(Stored records)
+ + + + +

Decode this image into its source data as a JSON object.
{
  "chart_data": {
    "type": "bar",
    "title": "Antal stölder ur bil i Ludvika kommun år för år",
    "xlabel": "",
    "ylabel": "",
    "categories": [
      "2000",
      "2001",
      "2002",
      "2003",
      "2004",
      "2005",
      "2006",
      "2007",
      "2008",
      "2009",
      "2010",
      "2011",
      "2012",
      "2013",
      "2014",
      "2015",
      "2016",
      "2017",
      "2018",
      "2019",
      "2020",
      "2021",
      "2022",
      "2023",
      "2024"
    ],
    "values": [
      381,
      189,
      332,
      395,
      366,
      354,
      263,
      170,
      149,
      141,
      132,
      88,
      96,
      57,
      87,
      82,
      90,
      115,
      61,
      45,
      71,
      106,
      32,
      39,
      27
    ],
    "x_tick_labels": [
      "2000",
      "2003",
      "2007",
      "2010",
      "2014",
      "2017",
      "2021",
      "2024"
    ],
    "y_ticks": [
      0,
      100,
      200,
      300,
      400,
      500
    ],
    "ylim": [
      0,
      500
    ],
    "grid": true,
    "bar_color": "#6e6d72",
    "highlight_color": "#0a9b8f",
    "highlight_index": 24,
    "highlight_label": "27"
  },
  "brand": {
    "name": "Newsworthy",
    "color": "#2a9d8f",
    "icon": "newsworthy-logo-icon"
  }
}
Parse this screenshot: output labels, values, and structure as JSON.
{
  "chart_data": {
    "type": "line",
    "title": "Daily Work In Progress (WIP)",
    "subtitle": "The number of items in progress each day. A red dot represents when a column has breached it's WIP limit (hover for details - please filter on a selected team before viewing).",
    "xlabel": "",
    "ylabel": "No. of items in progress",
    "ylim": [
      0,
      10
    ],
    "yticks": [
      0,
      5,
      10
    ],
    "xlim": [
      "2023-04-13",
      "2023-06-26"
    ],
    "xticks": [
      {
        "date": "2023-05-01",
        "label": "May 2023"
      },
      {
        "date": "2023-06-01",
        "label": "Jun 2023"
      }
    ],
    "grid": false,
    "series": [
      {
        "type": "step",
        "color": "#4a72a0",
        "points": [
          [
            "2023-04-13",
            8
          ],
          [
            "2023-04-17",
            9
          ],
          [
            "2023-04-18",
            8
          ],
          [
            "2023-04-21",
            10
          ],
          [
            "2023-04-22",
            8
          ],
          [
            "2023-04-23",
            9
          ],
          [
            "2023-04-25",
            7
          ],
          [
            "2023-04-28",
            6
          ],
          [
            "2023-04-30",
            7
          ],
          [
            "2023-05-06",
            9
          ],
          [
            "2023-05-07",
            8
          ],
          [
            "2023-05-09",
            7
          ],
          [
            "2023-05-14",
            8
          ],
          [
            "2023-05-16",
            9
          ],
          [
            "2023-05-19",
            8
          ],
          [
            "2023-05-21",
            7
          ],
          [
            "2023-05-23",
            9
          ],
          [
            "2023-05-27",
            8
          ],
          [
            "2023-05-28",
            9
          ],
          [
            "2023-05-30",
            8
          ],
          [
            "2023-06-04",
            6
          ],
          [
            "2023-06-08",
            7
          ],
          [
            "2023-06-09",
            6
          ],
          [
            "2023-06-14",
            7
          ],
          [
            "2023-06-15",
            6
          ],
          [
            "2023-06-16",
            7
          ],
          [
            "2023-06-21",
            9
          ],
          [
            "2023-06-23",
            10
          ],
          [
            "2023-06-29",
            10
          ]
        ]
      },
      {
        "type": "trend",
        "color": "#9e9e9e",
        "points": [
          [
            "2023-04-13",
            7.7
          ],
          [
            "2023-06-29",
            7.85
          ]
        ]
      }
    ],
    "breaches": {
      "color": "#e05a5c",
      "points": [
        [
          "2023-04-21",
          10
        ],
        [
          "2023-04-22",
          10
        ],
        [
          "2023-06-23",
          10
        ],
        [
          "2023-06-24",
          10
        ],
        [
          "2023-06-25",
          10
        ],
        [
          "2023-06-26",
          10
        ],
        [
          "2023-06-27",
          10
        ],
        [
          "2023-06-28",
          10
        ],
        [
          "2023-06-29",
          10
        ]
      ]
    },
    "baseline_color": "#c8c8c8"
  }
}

+ + + + +

• To be done: Identify the lines that hold the word "this". Copy every one of them.

• Written reply:
Decode this image into its source data as a JSON object.
Parse this screenshot: output labels, values, and structure as JSON.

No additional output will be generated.